■ WRITTEN PROBLEM: In the material below, find how many lines contain the string "expectations". Write only that number.

■ PROVIDED RECORDS:
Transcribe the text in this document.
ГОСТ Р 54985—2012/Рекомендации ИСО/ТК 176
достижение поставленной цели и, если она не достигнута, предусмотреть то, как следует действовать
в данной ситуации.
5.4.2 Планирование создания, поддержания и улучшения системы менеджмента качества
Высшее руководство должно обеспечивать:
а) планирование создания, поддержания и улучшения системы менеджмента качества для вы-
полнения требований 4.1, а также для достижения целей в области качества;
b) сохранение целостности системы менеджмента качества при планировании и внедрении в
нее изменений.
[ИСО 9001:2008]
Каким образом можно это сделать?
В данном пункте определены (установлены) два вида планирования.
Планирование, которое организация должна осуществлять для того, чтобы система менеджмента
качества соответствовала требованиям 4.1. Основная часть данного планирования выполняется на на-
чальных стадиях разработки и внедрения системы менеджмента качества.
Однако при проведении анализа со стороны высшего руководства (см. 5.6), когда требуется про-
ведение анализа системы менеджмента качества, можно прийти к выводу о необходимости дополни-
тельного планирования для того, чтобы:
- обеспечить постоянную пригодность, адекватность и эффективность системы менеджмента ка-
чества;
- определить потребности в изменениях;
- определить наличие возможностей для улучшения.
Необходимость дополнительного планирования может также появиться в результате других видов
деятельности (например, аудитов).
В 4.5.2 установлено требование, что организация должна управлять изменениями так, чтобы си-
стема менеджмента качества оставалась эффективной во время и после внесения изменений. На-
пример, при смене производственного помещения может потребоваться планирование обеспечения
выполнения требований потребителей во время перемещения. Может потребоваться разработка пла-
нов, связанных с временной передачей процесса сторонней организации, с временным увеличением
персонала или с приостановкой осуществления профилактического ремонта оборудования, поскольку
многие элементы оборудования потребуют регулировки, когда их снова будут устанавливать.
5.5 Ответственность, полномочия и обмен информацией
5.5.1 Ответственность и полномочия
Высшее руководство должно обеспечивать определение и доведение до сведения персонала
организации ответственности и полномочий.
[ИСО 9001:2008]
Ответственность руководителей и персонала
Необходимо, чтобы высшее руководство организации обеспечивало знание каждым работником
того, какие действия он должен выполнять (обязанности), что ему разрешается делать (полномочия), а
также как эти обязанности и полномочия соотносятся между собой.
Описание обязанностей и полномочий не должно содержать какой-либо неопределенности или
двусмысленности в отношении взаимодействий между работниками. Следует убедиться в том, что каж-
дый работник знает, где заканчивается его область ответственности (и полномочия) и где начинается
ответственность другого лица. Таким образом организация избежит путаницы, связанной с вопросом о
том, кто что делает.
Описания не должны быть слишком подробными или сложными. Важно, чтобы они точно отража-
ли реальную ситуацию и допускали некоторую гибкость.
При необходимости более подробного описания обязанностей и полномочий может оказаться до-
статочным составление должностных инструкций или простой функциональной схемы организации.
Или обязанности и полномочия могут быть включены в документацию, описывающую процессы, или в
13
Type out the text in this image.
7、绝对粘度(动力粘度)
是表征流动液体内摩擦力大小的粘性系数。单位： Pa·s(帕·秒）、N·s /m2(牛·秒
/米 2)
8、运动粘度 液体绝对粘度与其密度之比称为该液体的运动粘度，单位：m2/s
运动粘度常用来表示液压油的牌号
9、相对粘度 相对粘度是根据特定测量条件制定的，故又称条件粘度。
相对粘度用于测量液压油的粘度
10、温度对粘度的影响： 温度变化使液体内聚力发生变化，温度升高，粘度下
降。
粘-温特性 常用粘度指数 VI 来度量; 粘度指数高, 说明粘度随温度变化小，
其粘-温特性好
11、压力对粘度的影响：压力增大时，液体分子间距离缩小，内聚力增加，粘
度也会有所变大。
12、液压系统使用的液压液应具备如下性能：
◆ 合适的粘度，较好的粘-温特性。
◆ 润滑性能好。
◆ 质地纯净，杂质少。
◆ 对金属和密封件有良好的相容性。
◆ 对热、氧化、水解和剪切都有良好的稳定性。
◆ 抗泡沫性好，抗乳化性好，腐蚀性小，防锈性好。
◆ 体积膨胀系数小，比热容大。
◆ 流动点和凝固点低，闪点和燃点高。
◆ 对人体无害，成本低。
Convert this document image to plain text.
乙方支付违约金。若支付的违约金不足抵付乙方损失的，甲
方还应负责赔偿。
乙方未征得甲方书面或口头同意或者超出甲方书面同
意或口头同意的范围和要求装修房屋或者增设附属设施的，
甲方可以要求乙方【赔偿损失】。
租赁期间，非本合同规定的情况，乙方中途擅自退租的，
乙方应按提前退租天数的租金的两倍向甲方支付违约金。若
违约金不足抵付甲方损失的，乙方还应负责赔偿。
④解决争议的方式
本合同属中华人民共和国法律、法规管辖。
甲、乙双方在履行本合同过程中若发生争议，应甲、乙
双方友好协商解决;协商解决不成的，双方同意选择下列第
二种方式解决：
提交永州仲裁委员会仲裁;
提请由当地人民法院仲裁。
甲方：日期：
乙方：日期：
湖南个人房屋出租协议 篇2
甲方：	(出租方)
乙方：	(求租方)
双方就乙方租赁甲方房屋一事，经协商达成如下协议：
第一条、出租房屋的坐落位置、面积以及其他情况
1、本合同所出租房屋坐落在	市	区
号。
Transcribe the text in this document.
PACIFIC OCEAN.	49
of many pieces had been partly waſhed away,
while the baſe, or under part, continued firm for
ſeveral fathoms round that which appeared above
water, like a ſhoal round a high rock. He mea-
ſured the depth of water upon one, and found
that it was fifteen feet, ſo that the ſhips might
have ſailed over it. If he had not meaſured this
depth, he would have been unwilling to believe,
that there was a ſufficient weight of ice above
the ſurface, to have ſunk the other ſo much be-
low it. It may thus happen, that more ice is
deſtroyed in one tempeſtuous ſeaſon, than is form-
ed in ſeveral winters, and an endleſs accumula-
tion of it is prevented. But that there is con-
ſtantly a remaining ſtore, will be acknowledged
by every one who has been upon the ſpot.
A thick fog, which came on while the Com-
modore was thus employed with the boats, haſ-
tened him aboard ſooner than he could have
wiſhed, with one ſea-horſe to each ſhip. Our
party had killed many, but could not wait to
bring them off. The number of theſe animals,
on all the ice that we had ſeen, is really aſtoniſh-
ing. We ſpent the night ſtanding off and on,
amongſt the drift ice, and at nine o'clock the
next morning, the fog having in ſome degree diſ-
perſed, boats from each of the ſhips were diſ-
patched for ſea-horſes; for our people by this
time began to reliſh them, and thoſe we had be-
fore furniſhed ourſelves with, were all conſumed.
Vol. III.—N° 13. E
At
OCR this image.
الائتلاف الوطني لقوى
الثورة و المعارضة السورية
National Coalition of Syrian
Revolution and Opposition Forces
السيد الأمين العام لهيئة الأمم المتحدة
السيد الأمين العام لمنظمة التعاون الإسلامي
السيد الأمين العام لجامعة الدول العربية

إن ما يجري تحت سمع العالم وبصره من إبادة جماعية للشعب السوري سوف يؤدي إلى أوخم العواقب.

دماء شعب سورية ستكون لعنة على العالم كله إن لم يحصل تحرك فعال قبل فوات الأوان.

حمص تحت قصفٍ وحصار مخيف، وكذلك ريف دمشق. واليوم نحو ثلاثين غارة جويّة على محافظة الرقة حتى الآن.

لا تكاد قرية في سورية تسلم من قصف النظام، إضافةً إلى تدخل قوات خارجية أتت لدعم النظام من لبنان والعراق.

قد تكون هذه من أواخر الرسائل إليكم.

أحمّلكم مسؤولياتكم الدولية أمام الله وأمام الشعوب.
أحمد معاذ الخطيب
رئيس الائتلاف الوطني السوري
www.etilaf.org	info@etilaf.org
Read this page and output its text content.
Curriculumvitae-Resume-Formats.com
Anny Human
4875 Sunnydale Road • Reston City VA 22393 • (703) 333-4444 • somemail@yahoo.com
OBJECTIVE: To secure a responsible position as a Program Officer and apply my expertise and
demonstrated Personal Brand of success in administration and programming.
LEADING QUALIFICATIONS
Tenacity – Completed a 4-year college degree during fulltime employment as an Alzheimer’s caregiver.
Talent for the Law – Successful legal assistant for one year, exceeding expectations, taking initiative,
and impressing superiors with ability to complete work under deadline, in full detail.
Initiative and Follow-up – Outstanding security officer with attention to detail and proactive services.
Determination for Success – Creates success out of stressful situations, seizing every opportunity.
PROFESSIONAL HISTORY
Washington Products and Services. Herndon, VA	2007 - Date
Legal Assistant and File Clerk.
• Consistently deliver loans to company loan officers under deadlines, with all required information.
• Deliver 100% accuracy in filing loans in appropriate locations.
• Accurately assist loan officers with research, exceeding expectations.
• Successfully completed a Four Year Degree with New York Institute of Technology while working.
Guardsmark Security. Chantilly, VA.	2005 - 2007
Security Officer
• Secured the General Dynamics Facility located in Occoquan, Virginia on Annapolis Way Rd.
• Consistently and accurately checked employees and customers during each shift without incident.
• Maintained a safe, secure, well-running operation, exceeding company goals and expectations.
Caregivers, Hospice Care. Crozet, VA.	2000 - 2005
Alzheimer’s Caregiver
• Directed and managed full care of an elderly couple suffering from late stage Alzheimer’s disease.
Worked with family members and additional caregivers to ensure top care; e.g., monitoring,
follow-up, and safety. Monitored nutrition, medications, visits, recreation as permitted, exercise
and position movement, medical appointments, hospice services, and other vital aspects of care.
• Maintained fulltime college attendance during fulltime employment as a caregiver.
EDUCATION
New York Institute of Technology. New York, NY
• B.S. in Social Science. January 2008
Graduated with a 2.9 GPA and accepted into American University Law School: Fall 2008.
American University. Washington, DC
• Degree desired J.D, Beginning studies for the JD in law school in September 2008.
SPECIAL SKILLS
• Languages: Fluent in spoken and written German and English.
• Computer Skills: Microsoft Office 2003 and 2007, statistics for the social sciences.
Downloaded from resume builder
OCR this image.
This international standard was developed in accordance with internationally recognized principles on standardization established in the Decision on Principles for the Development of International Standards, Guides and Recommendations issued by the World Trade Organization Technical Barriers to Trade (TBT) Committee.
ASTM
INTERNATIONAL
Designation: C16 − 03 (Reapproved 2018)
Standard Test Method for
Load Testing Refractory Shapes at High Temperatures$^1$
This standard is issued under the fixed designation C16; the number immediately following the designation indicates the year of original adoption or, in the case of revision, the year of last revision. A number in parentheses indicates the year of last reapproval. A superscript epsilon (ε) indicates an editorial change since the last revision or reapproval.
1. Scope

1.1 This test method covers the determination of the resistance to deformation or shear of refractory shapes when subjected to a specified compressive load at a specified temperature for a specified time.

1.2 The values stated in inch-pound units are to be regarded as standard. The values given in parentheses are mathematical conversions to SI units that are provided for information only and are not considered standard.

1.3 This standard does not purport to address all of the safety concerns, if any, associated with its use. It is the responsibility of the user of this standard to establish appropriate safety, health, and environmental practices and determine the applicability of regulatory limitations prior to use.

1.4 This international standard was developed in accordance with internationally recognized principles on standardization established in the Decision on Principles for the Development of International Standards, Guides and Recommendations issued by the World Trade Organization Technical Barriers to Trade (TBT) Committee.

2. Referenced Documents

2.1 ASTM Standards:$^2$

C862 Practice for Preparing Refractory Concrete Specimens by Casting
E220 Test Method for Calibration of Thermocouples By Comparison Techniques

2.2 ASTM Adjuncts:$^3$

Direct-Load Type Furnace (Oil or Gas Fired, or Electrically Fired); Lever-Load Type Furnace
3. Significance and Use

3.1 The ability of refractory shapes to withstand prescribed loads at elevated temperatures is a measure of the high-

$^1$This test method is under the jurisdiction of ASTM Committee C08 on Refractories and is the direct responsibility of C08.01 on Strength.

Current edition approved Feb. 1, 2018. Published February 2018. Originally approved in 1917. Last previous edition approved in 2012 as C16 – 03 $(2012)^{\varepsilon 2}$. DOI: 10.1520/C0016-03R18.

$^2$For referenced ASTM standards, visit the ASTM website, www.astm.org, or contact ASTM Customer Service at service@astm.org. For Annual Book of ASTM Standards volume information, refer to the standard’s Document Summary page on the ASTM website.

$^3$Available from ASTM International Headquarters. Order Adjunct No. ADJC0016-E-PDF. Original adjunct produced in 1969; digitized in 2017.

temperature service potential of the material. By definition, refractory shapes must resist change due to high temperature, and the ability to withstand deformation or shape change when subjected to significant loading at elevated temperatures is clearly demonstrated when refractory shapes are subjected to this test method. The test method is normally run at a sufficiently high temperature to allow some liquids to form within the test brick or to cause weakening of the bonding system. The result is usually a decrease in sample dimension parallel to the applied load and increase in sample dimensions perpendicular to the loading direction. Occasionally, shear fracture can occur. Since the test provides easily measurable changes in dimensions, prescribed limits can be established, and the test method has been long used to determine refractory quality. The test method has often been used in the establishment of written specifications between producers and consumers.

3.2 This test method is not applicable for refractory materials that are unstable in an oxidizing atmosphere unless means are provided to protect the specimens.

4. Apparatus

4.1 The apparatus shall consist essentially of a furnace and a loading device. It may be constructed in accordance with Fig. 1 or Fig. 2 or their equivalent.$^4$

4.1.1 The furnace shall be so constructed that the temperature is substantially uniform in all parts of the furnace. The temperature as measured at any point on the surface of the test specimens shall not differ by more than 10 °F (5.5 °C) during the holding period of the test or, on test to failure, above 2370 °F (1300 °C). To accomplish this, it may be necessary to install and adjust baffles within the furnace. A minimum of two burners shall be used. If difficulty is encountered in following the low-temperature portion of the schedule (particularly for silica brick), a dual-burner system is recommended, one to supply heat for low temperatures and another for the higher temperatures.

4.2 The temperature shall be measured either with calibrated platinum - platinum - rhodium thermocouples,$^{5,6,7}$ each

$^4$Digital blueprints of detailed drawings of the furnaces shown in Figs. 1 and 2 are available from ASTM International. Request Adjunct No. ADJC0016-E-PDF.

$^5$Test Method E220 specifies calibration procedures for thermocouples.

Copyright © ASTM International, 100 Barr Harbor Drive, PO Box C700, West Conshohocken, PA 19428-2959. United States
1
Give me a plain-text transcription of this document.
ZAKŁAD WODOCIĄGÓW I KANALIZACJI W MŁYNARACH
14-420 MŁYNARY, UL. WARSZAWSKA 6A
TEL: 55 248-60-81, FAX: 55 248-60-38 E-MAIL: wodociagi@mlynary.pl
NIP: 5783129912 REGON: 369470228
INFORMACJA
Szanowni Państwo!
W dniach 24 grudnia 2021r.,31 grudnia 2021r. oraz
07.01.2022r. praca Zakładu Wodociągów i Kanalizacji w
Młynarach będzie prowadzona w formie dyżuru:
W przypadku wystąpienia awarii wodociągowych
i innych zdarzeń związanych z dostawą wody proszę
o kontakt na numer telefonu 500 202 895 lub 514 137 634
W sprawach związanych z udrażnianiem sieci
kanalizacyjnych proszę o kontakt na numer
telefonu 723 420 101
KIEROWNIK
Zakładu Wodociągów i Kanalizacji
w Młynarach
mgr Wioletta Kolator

■ FINISHED ANSWER: 3